### EXERCISE PROMPT
Omit the pictures and output every entry below exactly as written.
○ ○ ○ ○ ○
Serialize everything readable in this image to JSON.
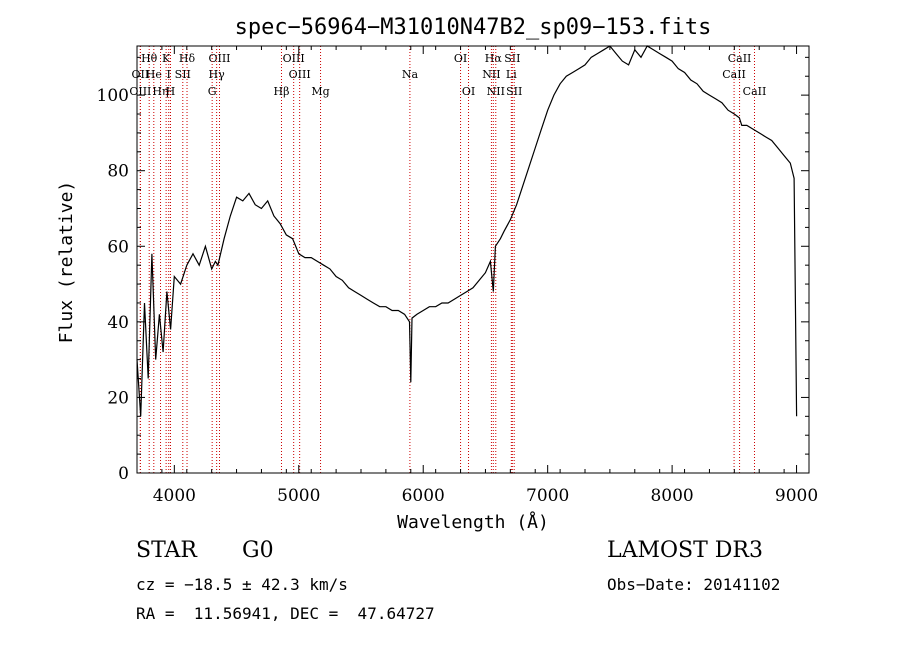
{
  "chart_data": {
    "type": "line",
    "title": "spec−56964−M31010N47B2_sp09−153.fits",
    "xlabel": "Wavelength (Å)",
    "ylabel": "Flux (relative)",
    "xlim": [
      3700,
      9100
    ],
    "ylim": [
      0,
      113
    ],
    "x_ticks": [
      4000,
      5000,
      6000,
      7000,
      8000,
      9000
    ],
    "y_ticks": [
      0,
      20,
      40,
      60,
      80,
      100
    ],
    "grid": false,
    "series": [
      {
        "name": "spectrum",
        "x": [
          3700,
          3730,
          3760,
          3790,
          3820,
          3850,
          3880,
          3910,
          3940,
          3970,
          4000,
          4050,
          4100,
          4150,
          4200,
          4250,
          4300,
          4330,
          4350,
          4400,
          4450,
          4500,
          4550,
          4600,
          4650,
          4700,
          4750,
          4800,
          4850,
          4900,
          4950,
          5000,
          5050,
          5100,
          5150,
          5200,
          5250,
          5300,
          5350,
          5400,
          5450,
          5500,
          5550,
          5600,
          5650,
          5700,
          5750,
          5800,
          5850,
          5890,
          5900,
          5910,
          5950,
          6000,
          6050,
          6100,
          6150,
          6200,
          6250,
          6300,
          6350,
          6400,
          6450,
          6500,
          6540,
          6563,
          6580,
          6620,
          6650,
          6700,
          6750,
          6800,
          6850,
          6900,
          6950,
          7000,
          7050,
          7100,
          7150,
          7200,
          7250,
          7300,
          7350,
          7400,
          7450,
          7500,
          7550,
          7600,
          7650,
          7700,
          7750,
          7800,
          7850,
          7900,
          7950,
          8000,
          8050,
          8100,
          8150,
          8200,
          8250,
          8300,
          8350,
          8400,
          8450,
          8500,
          8540,
          8560,
          8600,
          8650,
          8700,
          8750,
          8800,
          8850,
          8900,
          8950,
          8980,
          9000
        ],
        "values": [
          30,
          15,
          45,
          25,
          58,
          30,
          42,
          32,
          48,
          38,
          52,
          50,
          55,
          58,
          55,
          60,
          54,
          56,
          55,
          62,
          68,
          73,
          72,
          74,
          71,
          70,
          72,
          68,
          66,
          63,
          62,
          58,
          57,
          57,
          56,
          55,
          54,
          52,
          51,
          49,
          48,
          47,
          46,
          45,
          44,
          44,
          43,
          43,
          42,
          40,
          24,
          41,
          42,
          43,
          44,
          44,
          45,
          45,
          46,
          47,
          48,
          49,
          51,
          53,
          56,
          48,
          60,
          62,
          64,
          67,
          71,
          76,
          81,
          86,
          91,
          96,
          100,
          103,
          105,
          106,
          107,
          108,
          110,
          111,
          112,
          113,
          111,
          109,
          108,
          112,
          110,
          113,
          112,
          111,
          110,
          109,
          107,
          106,
          104,
          103,
          101,
          100,
          99,
          98,
          96,
          95,
          94,
          92,
          92,
          91,
          90,
          89,
          88,
          86,
          84,
          82,
          78,
          15
        ]
      }
    ],
    "lines": [
      {
        "label": "Hθ",
        "x": 3798,
        "row": 1
      },
      {
        "label": "OII",
        "x": 3727,
        "row": 2
      },
      {
        "label": "OIII",
        "x": 3727,
        "row": 3
      },
      {
        "label": "He",
        "x": 3835,
        "row": 2
      },
      {
        "label": "Hη",
        "x": 3889,
        "row": 3
      },
      {
        "label": "K",
        "x": 3934,
        "row": 1
      },
      {
        "label": "H",
        "x": 3969,
        "row": 3
      },
      {
        "label": "I",
        "x": 3955,
        "row": 2
      },
      {
        "label": "SII",
        "x": 4068,
        "row": 2
      },
      {
        "label": "Hδ",
        "x": 4102,
        "row": 1
      },
      {
        "label": "OIII",
        "x": 4363,
        "row": 1
      },
      {
        "label": "Hγ",
        "x": 4340,
        "row": 2
      },
      {
        "label": "G",
        "x": 4304,
        "row": 3
      },
      {
        "label": "Hβ",
        "x": 4861,
        "row": 3
      },
      {
        "label": "OIII",
        "x": 4959,
        "row": 1
      },
      {
        "label": "OIII",
        "x": 5007,
        "row": 2
      },
      {
        "label": "Mg",
        "x": 5175,
        "row": 3
      },
      {
        "label": "Na",
        "x": 5893,
        "row": 2
      },
      {
        "label": "OI",
        "x": 6300,
        "row": 1
      },
      {
        "label": "OI",
        "x": 6364,
        "row": 3
      },
      {
        "label": "Hα",
        "x": 6563,
        "row": 1
      },
      {
        "label": "NII",
        "x": 6548,
        "row": 2
      },
      {
        "label": "NII",
        "x": 6583,
        "row": 3
      },
      {
        "label": "SII",
        "x": 6716,
        "row": 1
      },
      {
        "label": "Li",
        "x": 6708,
        "row": 2
      },
      {
        "label": "SII",
        "x": 6731,
        "row": 3
      },
      {
        "label": "CaII",
        "x": 8542,
        "row": 1
      },
      {
        "label": "CaII",
        "x": 8498,
        "row": 2
      },
      {
        "label": "CaII",
        "x": 8662,
        "row": 3
      }
    ]
  },
  "info": {
    "class": "STAR",
    "subclass": "G0",
    "survey": "LAMOST DR3",
    "redshift": "cz = −18.5 ± 42.3 km/s",
    "obs_date": "Obs−Date: 20141102",
    "coords": "RA =  11.56941, DEC =  47.64727"
  },
  "colors": {
    "line_marker": "#cc0000",
    "spectrum": "#000000",
    "axis": "#000000"
  }
}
○ ○ ○ ○ ○
### RESULT FOR THIS TASK
Serialize everything readable in this image to JSON.
{
  "chart_data": {
    "type": "line",
    "title": "spec−56964−M31010N47B2_sp09−153.fits",
    "xlabel": "Wavelength (Å)",
    "ylabel": "Flux (relative)",
    "xlim": [
      3700,
      9100
    ],
    "ylim": [
      0,
      113
    ],
    "x_ticks": [
      4000,
      5000,
      6000,
      7000,
      8000,
      9000
    ],
    "y_ticks": [
      0,
      20,
      40,
      60,
      80,
      100
    ],
    "grid": false,
    "series": [
      {
        "name": "spectrum",
        "x": [
          3700,
          3730,
          3760,
          3790,
          3820,
          3850,
          3880,
          3910,
          3940,
          3970,
          4000,
          4050,
          4100,
          4150,
          4200,
          4250,
          4300,
          4330,
          4350,
          4400,
          4450,
          4500,
          4550,
          4600,
          4650,
          4700,
          4750,
          4800,
          4850,
          4900,
          4950,
          5000,
          5050,
          5100,
          5150,
          5200,
          5250,
          5300,
          5350,
          5400,
          5450,
          5500,
          5550,
          5600,
          5650,
          5700,
          5750,
          5800,
          5850,
          5890,
          5900,
          5910,
          5950,
          6000,
          6050,
          6100,
          6150,
          6200,
          6250,
          6300,
          6350,
          6400,
          6450,
          6500,
          6540,
          6563,
          6580,
          6620,
          6650,
          6700,
          6750,
          6800,
          6850,
          6900,
          6950,
          7000,
          7050,
          7100,
          7150,
          7200,
          7250,
          7300,
          7350,
          7400,
          7450,
          7500,
          7550,
          7600,
          7650,
          7700,
          7750,
          7800,
          7850,
          7900,
          7950,
          8000,
          8050,
          8100,
          8150,
          8200,
          8250,
          8300,
          8350,
          8400,
          8450,
          8500,
          8540,
          8560,
          8600,
          8650,
          8700,
          8750,
          8800,
          8850,
          8900,
          8950,
          8980,
          9000
        ],
        "values": [
          30,
          15,
          45,
          25,
          58,
          30,
          42,
          32,
          48,
          38,
          52,
          50,
          55,
          58,
          55,
          60,
          54,
          56,
          55,
          62,
          68,
          73,
          72,
          74,
          71,
          70,
          72,
          68,
          66,
          63,
          62,
          58,
          57,
          57,
          56,
          55,
          54,
          52,
          51,
          49,
          48,
          47,
          46,
          45,
          44,
          44,
          43,
          43,
          42,
          40,
          24,
          41,
          42,
          43,
          44,
          44,
          45,
          45,
          46,
          47,
          48,
          49,
          51,
          53,
          56,
          48,
          60,
          62,
          64,
          67,
          71,
          76,
          81,
          86,
          91,
          96,
          100,
          103,
          105,
          106,
          107,
          108,
          110,
          111,
          112,
          113,
          111,
          109,
          108,
          112,
          110,
          113,
          112,
          111,
          110,
          109,
          107,
          106,
          104,
          103,
          101,
          100,
          99,
          98,
          96,
          95,
          94,
          92,
          92,
          91,
          90,
          89,
          88,
          86,
          84,
          82,
          78,
          15
        ]
      }
    ],
    "lines": [
      {
        "label": "Hθ",
        "x": 3798,
        "row": 1
      },
      {
        "label": "OII",
        "x": 3727,
        "row": 2
      },
      {
        "label": "OIII",
        "x": 3727,
        "row": 3
      },
      {
        "label": "He",
        "x": 3835,
        "row": 2
      },
      {
        "label": "Hη",
        "x": 3889,
        "row": 3
      },
      {
        "label": "K",
        "x": 3934,
        "row": 1
      },
      {
        "label": "H",
        "x": 3969,
        "row": 3
      },
      {
        "label": "I",
        "x": 3955,
        "row": 2
      },
      {
        "label": "SII",
        "x": 4068,
        "row": 2
      },
      {
        "label": "Hδ",
        "x": 4102,
        "row": 1
      },
      {
        "label": "OIII",
        "x": 4363,
        "row": 1
      },
      {
        "label": "Hγ",
        "x": 4340,
        "row": 2
      },
      {
        "label": "G",
        "x": 4304,
        "row": 3
      },
      {
        "label": "Hβ",
        "x": 4861,
        "row": 3
      },
      {
        "label": "OIII",
        "x": 4959,
        "row": 1
      },
      {
        "label": "OIII",
        "x": 5007,
        "row": 2
      },
      {
        "label": "Mg",
        "x": 5175,
        "row": 3
      },
      {
        "label": "Na",
        "x": 5893,
        "row": 2
      },
      {
        "label": "OI",
        "x": 6300,
        "row": 1
      },
      {
        "label": "OI",
        "x": 6364,
        "row": 3
      },
      {
        "label": "Hα",
        "x": 6563,
        "row": 1
      },
      {
        "label": "NII",
        "x": 6548,
        "row": 2
      },
      {
        "label": "NII",
        "x": 6583,
        "row": 3
      },
      {
        "label": "SII",
        "x": 6716,
        "row": 1
      },
      {
        "label": "Li",
        "x": 6708,
        "row": 2
      },
      {
        "label": "SII",
        "x": 6731,
        "row": 3
      },
      {
        "label": "CaII",
        "x": 8542,
        "row": 1
      },
      {
        "label": "CaII",
        "x": 8498,
        "row": 2
      },
      {
        "label": "CaII",
        "x": 8662,
        "row": 3
      }
    ]
  },
  "info": {
    "class": "STAR",
    "subclass": "G0",
    "survey": "LAMOST DR3",
    "redshift": "cz = −18.5 ± 42.3 km/s",
    "obs_date": "Obs−Date: 20141102",
    "coords": "RA =  11.56941, DEC =  47.64727"
  },
  "colors": {
    "line_marker": "#cc0000",
    "spectrum": "#000000",
    "axis": "#000000"
  }
}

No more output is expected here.